## begin Listing
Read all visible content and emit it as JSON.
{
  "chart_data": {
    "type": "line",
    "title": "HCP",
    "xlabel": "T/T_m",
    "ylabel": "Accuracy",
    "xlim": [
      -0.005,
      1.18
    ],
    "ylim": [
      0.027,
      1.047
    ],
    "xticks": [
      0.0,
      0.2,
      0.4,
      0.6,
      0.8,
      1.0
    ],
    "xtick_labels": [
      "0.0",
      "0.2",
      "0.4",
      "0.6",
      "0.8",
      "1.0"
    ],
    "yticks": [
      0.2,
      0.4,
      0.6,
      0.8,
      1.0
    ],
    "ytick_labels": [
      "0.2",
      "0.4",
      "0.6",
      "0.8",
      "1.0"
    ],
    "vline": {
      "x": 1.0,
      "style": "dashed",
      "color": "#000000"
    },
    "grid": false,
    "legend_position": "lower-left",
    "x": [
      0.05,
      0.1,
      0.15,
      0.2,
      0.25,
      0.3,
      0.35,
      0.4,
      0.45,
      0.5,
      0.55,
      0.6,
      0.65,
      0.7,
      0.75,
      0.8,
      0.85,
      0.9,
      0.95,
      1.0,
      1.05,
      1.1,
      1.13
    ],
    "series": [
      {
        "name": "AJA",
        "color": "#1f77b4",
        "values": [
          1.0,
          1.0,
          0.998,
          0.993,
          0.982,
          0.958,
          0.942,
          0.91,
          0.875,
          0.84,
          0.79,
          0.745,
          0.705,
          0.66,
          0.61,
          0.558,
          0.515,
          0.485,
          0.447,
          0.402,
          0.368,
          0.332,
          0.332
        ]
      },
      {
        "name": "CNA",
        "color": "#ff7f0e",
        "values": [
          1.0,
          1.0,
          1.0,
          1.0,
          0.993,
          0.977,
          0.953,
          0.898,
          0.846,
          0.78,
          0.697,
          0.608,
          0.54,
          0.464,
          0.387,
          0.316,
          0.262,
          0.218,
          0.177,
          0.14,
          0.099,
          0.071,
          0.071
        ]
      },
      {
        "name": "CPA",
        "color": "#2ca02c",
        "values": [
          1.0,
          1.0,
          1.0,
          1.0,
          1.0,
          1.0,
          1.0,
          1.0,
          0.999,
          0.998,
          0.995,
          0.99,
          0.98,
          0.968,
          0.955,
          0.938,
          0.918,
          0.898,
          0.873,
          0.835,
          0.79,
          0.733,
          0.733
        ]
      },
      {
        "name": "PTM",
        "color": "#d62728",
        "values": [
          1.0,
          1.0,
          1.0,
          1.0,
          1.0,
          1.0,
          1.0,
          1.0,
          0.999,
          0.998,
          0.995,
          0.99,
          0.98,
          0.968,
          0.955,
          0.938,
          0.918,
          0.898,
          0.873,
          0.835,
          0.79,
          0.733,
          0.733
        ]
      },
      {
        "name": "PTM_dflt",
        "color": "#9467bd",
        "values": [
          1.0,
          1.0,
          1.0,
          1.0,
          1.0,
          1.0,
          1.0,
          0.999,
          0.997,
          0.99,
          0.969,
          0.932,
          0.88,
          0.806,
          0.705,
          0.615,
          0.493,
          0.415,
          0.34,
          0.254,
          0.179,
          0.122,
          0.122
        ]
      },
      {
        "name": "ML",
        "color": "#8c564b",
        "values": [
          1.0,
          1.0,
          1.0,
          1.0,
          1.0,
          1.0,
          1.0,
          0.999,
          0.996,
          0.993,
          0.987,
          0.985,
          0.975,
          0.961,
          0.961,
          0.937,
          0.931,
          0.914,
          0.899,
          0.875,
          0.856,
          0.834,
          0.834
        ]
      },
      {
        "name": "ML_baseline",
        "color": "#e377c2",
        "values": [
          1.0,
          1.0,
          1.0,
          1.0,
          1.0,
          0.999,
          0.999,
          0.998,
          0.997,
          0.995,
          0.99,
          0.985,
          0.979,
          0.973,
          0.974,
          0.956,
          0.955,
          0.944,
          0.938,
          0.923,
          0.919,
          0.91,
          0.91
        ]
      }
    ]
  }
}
## end Listing
→ **Given request**
Copy out all lines where the word "color" appears.

→ **Solution**
      "color": "#000000"
        "color": "#1f77b4",
        "color": "#ff7f0e",
        "color": "#2ca02c",
        "color": "#d62728",
        "color": "#9467bd",
        "color": "#8c564b",
        "color": "#e377c2",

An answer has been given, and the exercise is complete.